▶ **WHAT IS EXPECTED**: Where a line contains the word "والتأويل", copy that line.

▶ **GIVEN RECORDS**:
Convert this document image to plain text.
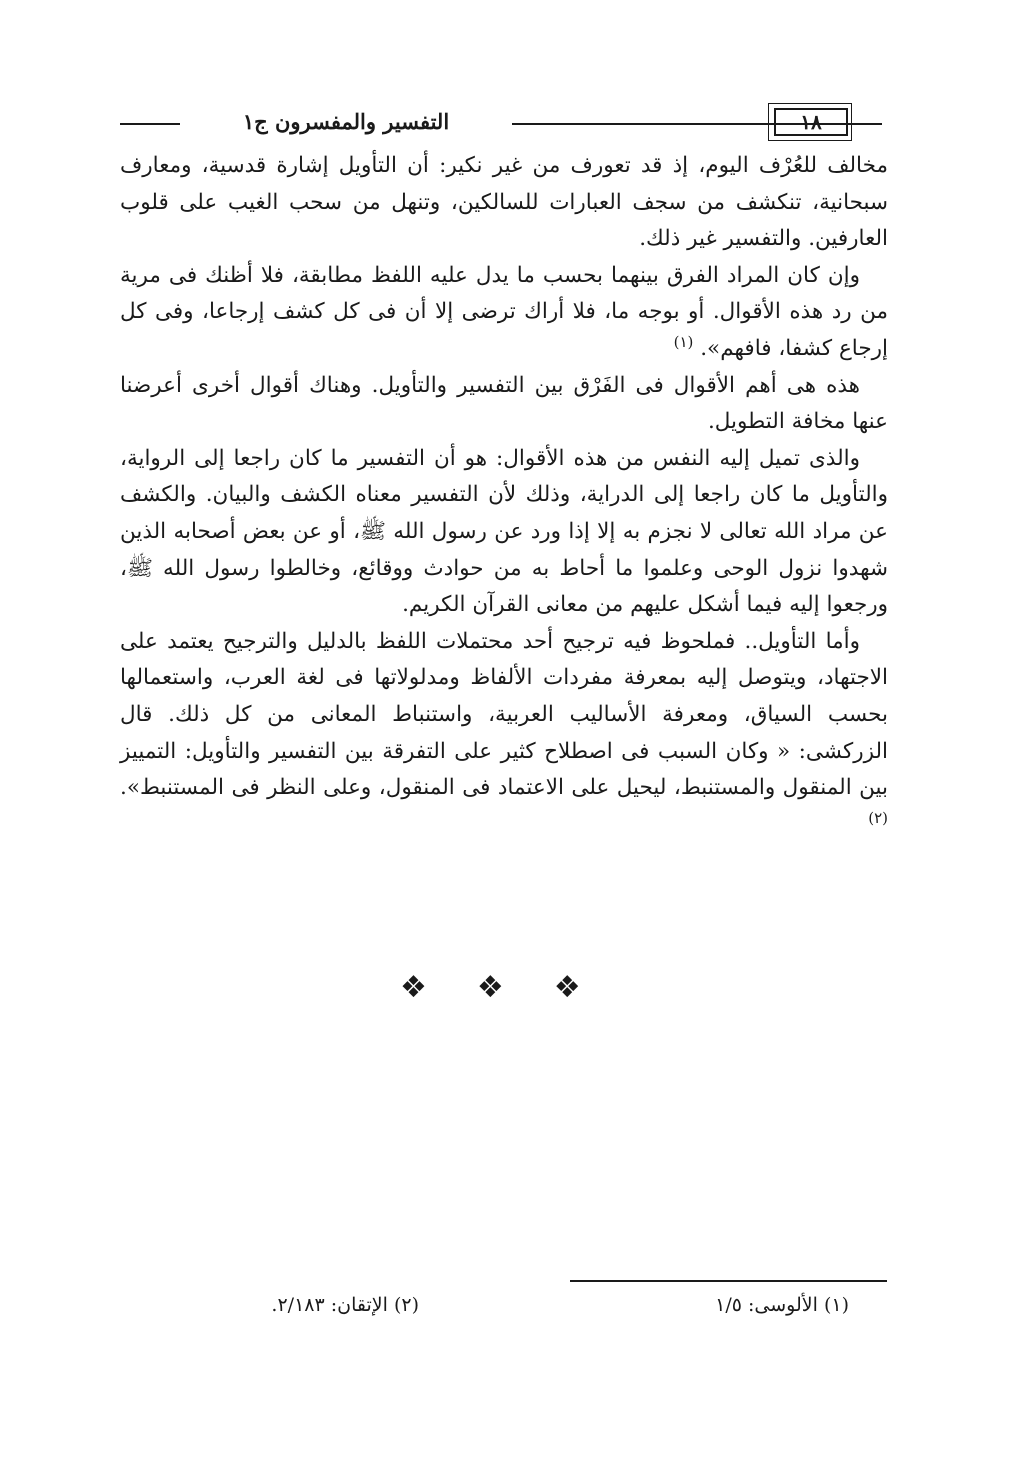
التفسير والمفسرون ج١	١٨

مخالف للعُرْف اليوم، إذ قد تعورف من غير نكير: أن التأويل إشارة قدسية، ومعارف سبحانية، تنكشف من سجف العبارات للسالكين، وتنهل من سحب الغيب على قلوب العارفين. والتفسير غير ذلك.

وإن كان المراد الفرق بينهما بحسب ما يدل عليه اللفظ مطابقة، فلا أظنك فى مرية من رد هذه الأقوال. أو بوجه ما، فلا أراك ترضى إلا أن فى كل كشف إرجاعا، وفى كل إرجاع كشفا، فافهم». $^{(١)}$

هذه هى أهم الأقوال فى الفَرْق بين التفسير والتأويل. وهناك أقوال أخرى أعرضنا عنها مخافة التطويل.

والذى تميل إليه النفس من هذه الأقوال: هو أن التفسير ما كان راجعا إلى الرواية، والتأويل ما كان راجعا إلى الدراية، وذلك لأن التفسير معناه الكشف والبيان. والكشف عن مراد الله تعالى لا نجزم به إلا إذا ورد عن رسول الله ﷺ، أو عن بعض أصحابه الذين شهدوا نزول الوحى وعلموا ما أحاط به من حوادث ووقائع، وخالطوا رسول الله ﷺ، ورجعوا إليه فيما أشكل عليهم من معانى القرآن الكريم.

وأما التأويل.. فملحوظ فيه ترجيح أحد محتملات اللفظ بالدليل والترجيح يعتمد على الاجتهاد، ويتوصل إليه بمعرفة مفردات الألفاظ ومدلولاتها فى لغة العرب، واستعمالها بحسب السياق، ومعرفة الأساليب العربية، واستنباط المعانى من كل ذلك. قال الزركشى: « وكان السبب فى اصطلاح كثير على التفرقة بين التفسير والتأويل: التمييز بين المنقول والمستنبط، ليحيل على الاعتماد فى المنقول، وعلى النظر فى المستنبط». $^{(٢)}$

❖❖❖
(١) الألوسى: ١/٥
(٢) الإتقان: ٢/١٨٣.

▶ **FINAL RESULT**:
هذه هى أهم الأقوال فى الفَرْق بين التفسير والتأويل. وهناك أقوال أخرى أعرضنا عنها مخافة التطويل.
والذى تميل إليه النفس من هذه الأقوال: هو أن التفسير ما كان راجعا إلى الرواية، والتأويل ما كان راجعا إلى الدراية، وذلك لأن التفسير معناه الكشف والبيان. والكشف عن مراد الله تعالى لا نجزم به إلا إذا ورد عن رسول الله ﷺ، أو عن بعض أصحابه الذين شهدوا نزول الوحى وعلموا ما أحاط به من حوادث ووقائع، وخالطوا رسول الله ﷺ، ورجعوا إليه فيما أشكل عليهم من معانى القرآن الكريم.
وأما التأويل.. فملحوظ فيه ترجيح أحد محتملات اللفظ بالدليل والترجيح يعتمد على الاجتهاد، ويتوصل إليه بمعرفة مفردات الألفاظ ومدلولاتها فى لغة العرب، واستعمالها بحسب السياق، ومعرفة الأساليب العربية، واستنباط المعانى من كل ذلك. قال الزركشى: « وكان السبب فى اصطلاح كثير على التفرقة بين التفسير والتأويل: التمييز بين المنقول والمستنبط، ليحيل على الاعتماد فى المنقول، وعلى النظر فى المستنبط». $^{(٢)}$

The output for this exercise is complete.